— start AVAILABLE RECORDS —
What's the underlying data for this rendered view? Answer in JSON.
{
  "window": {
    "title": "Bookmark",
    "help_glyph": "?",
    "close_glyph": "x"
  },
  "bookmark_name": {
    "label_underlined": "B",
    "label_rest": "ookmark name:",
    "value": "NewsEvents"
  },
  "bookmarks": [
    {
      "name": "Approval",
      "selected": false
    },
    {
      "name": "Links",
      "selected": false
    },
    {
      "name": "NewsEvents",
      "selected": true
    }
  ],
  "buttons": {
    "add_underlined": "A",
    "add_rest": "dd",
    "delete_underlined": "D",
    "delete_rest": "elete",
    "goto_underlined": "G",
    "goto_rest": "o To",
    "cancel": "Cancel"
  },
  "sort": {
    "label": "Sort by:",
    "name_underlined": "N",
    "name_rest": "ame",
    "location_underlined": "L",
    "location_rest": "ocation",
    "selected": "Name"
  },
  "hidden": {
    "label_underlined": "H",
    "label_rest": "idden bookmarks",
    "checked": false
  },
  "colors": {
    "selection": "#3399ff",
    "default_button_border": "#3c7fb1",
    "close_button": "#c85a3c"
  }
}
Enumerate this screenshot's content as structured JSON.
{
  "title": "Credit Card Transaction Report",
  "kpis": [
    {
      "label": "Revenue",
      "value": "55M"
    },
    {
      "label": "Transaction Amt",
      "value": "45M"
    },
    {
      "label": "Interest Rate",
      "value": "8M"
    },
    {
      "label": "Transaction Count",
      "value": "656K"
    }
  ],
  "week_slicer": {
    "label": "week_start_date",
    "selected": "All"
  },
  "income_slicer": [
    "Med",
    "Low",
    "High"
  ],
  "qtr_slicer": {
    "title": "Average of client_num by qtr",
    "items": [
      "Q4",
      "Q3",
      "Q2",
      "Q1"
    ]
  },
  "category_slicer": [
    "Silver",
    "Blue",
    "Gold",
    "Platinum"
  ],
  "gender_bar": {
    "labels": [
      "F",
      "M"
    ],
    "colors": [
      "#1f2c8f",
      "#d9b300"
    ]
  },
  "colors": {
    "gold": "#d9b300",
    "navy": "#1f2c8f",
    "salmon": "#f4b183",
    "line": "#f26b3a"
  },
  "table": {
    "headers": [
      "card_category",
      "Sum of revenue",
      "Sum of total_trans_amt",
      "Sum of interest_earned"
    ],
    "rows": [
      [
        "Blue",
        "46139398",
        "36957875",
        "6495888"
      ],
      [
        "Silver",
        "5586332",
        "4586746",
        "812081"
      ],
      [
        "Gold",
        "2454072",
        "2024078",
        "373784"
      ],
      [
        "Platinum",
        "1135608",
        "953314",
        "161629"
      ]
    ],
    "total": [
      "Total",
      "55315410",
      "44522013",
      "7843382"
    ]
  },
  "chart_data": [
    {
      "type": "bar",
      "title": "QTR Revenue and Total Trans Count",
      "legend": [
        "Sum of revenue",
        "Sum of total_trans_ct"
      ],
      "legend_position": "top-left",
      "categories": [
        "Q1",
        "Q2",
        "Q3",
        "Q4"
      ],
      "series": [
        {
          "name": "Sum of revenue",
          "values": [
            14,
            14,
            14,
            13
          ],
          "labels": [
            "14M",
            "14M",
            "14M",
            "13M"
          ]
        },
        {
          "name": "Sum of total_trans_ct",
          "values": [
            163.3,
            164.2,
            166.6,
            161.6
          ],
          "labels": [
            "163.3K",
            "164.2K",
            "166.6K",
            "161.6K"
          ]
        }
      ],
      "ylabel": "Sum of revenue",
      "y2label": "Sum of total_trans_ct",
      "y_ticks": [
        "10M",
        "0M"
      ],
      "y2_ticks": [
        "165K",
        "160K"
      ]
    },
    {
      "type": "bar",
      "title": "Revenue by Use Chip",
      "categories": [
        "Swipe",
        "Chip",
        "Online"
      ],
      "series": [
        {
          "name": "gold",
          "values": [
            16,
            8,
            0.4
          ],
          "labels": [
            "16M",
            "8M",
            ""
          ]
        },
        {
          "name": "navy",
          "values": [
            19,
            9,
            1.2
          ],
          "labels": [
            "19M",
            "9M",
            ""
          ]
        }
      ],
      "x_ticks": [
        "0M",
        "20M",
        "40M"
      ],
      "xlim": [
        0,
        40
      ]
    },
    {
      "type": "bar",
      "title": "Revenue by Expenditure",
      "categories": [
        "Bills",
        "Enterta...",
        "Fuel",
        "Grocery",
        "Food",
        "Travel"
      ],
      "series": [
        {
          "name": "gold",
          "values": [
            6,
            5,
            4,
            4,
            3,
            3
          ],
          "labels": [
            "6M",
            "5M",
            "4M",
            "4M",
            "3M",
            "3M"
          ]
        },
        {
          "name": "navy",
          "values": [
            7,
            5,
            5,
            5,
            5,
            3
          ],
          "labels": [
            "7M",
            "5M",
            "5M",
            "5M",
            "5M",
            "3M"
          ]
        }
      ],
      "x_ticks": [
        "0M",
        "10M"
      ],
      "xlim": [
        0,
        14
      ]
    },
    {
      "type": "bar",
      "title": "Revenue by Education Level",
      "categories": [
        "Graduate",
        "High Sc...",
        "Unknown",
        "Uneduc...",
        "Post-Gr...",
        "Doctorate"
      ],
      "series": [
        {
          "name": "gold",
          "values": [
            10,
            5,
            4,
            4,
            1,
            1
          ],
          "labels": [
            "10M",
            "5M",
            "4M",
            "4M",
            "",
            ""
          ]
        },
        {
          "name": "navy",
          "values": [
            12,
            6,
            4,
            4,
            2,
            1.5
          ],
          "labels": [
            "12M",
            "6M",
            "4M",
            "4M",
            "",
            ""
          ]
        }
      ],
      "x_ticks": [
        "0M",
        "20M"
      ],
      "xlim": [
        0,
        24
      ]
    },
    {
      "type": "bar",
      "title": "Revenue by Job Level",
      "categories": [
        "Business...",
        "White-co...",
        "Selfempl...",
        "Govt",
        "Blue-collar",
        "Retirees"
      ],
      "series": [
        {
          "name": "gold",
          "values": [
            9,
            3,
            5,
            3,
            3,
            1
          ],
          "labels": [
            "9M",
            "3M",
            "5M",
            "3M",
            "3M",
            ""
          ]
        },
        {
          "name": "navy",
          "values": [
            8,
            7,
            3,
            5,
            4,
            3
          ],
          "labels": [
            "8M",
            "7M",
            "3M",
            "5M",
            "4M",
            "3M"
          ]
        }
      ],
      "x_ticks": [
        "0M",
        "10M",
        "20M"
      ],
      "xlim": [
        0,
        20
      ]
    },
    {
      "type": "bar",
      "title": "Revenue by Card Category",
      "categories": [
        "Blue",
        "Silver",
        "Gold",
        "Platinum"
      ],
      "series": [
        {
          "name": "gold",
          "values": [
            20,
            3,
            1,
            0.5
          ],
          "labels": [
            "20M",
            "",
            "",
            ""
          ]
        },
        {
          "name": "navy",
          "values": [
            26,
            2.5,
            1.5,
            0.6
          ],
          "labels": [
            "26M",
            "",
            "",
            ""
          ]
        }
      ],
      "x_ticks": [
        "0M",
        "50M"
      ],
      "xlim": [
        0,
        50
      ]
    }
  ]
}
— end AVAILABLE RECORDS —
» **PROBLEM DESCRIPTION**
Set all of the records down again, exactly as they stand.

» **TASK ANSWER**
What's the underlying data for this rendered view? Answer in JSON.
{
  "window": {
    "title": "Bookmark",
    "help_glyph": "?",
    "close_glyph": "x"
  },
  "bookmark_name": {
    "label_underlined": "B",
    "label_rest": "ookmark name:",
    "value": "NewsEvents"
  },
  "bookmarks": [
    {
      "name": "Approval",
      "selected": false
    },
    {
      "name": "Links",
      "selected": false
    },
    {
      "name": "NewsEvents",
      "selected": true
    }
  ],
  "buttons": {
    "add_underlined": "A",
    "add_rest": "dd",
    "delete_underlined": "D",
    "delete_rest": "elete",
    "goto_underlined": "G",
    "goto_rest": "o To",
    "cancel": "Cancel"
  },
  "sort": {
    "label": "Sort by:",
    "name_underlined": "N",
    "name_rest": "ame",
    "location_underlined": "L",
    "location_rest": "ocation",
    "selected": "Name"
  },
  "hidden": {
    "label_underlined": "H",
    "label_rest": "idden bookmarks",
    "checked": false
  },
  "colors": {
    "selection": "#3399ff",
    "default_button_border": "#3c7fb1",
    "close_button": "#c85a3c"
  }
}
Enumerate this screenshot's content as structured JSON.
{
  "title": "Credit Card Transaction Report",
  "kpis": [
    {
      "label": "Revenue",
      "value": "55M"
    },
    {
      "label": "Transaction Amt",
      "value": "45M"
    },
    {
      "label": "Interest Rate",
      "value": "8M"
    },
    {
      "label": "Transaction Count",
      "value": "656K"
    }
  ],
  "week_slicer": {
    "label": "week_start_date",
    "selected": "All"
  },
  "income_slicer": [
    "Med",
    "Low",
    "High"
  ],
  "qtr_slicer": {
    "title": "Average of client_num by qtr",
    "items": [
      "Q4",
      "Q3",
      "Q2",
      "Q1"
    ]
  },
  "category_slicer": [
    "Silver",
    "Blue",
    "Gold",
    "Platinum"
  ],
  "gender_bar": {
    "labels": [
      "F",
      "M"
    ],
    "colors": [
      "#1f2c8f",
      "#d9b300"
    ]
  },
  "colors": {
    "gold": "#d9b300",
    "navy": "#1f2c8f",
    "salmon": "#f4b183",
    "line": "#f26b3a"
  },
  "table": {
    "headers": [
      "card_category",
      "Sum of revenue",
      "Sum of total_trans_amt",
      "Sum of interest_earned"
    ],
    "rows": [
      [
        "Blue",
        "46139398",
        "36957875",
        "6495888"
      ],
      [
        "Silver",
        "5586332",
        "4586746",
        "812081"
      ],
      [
        "Gold",
        "2454072",
        "2024078",
        "373784"
      ],
      [
        "Platinum",
        "1135608",
        "953314",
        "161629"
      ]
    ],
    "total": [
      "Total",
      "55315410",
      "44522013",
      "7843382"
    ]
  },
  "chart_data": [
    {
      "type": "bar",
      "title": "QTR Revenue and Total Trans Count",
      "legend": [
        "Sum of revenue",
        "Sum of total_trans_ct"
      ],
      "legend_position": "top-left",
      "categories": [
        "Q1",
        "Q2",
        "Q3",
        "Q4"
      ],
      "series": [
        {
          "name": "Sum of revenue",
          "values": [
            14,
            14,
            14,
            13
          ],
          "labels": [
            "14M",
            "14M",
            "14M",
            "13M"
          ]
        },
        {
          "name": "Sum of total_trans_ct",
          "values": [
            163.3,
            164.2,
            166.6,
            161.6
          ],
          "labels": [
            "163.3K",
            "164.2K",
            "166.6K",
            "161.6K"
          ]
        }
      ],
      "ylabel": "Sum of revenue",
      "y2label": "Sum of total_trans_ct",
      "y_ticks": [
        "10M",
        "0M"
      ],
      "y2_ticks": [
        "165K",
        "160K"
      ]
    },
    {
      "type": "bar",
      "title": "Revenue by Use Chip",
      "categories": [
        "Swipe",
        "Chip",
        "Online"
      ],
      "series": [
        {
          "name": "gold",
          "values": [
            16,
            8,
            0.4
          ],
          "labels": [
            "16M",
            "8M",
            ""
          ]
        },
        {
          "name": "navy",
          "values": [
            19,
            9,
            1.2
          ],
          "labels": [
            "19M",
            "9M",
            ""
          ]
        }
      ],
      "x_ticks": [
        "0M",
        "20M",
        "40M"
      ],
      "xlim": [
        0,
        40
      ]
    },
    {
      "type": "bar",
      "title": "Revenue by Expenditure",
      "categories": [
        "Bills",
        "Enterta...",
        "Fuel",
        "Grocery",
        "Food",
        "Travel"
      ],
      "series": [
        {
          "name": "gold",
          "values": [
            6,
            5,
            4,
            4,
            3,
            3
          ],
          "labels": [
            "6M",
            "5M",
            "4M",
            "4M",
            "3M",
            "3M"
          ]
        },
        {
          "name": "navy",
          "values": [
            7,
            5,
            5,
            5,
            5,
            3
          ],
          "labels": [
            "7M",
            "5M",
            "5M",
            "5M",
            "5M",
            "3M"
          ]
        }
      ],
      "x_ticks": [
        "0M",
        "10M"
      ],
      "xlim": [
        0,
        14
      ]
    },
    {
      "type": "bar",
      "title": "Revenue by Education Level",
      "categories": [
        "Graduate",
        "High Sc...",
        "Unknown",
        "Uneduc...",
        "Post-Gr...",
        "Doctorate"
      ],
      "series": [
        {
          "name": "gold",
          "values": [
            10,
            5,
            4,
            4,
            1,
            1
          ],
          "labels": [
            "10M",
            "5M",
            "4M",
            "4M",
            "",
            ""
          ]
        },
        {
          "name": "navy",
          "values": [
            12,
            6,
            4,
            4,
            2,
            1.5
          ],
          "labels": [
            "12M",
            "6M",
            "4M",
            "4M",
            "",
            ""
          ]
        }
      ],
      "x_ticks": [
        "0M",
        "20M"
      ],
      "xlim": [
        0,
        24
      ]
    },
    {
      "type": "bar",
      "title": "Revenue by Job Level",
      "categories": [
        "Business...",
        "White-co...",
        "Selfempl...",
        "Govt",
        "Blue-collar",
        "Retirees"
      ],
      "series": [
        {
          "name": "gold",
          "values": [
            9,
            3,
            5,
            3,
            3,
            1
          ],
          "labels": [
            "9M",
            "3M",
            "5M",
            "3M",
            "3M",
            ""
          ]
        },
        {
          "name": "navy",
          "values": [
            8,
            7,
            3,
            5,
            4,
            3
          ],
          "labels": [
            "8M",
            "7M",
            "3M",
            "5M",
            "4M",
            "3M"
          ]
        }
      ],
      "x_ticks": [
        "0M",
        "10M",
        "20M"
      ],
      "xlim": [
        0,
        20
      ]
    },
    {
      "type": "bar",
      "title": "Revenue by Card Category",
      "categories": [
        "Blue",
        "Silver",
        "Gold",
        "Platinum"
      ],
      "series": [
        {
          "name": "gold",
          "values": [
            20,
            3,
            1,
            0.5
          ],
          "labels": [
            "20M",
            "",
            "",
            ""
          ]
        },
        {
          "name": "navy",
          "values": [
            26,
            2.5,
            1.5,
            0.6
          ],
          "labels": [
            "26M",
            "",
            "",
            ""
          ]
        }
      ],
      "x_ticks": [
        "0M",
        "50M"
      ],
      "xlim": [
        0,
        50
      ]
    }
  ]
}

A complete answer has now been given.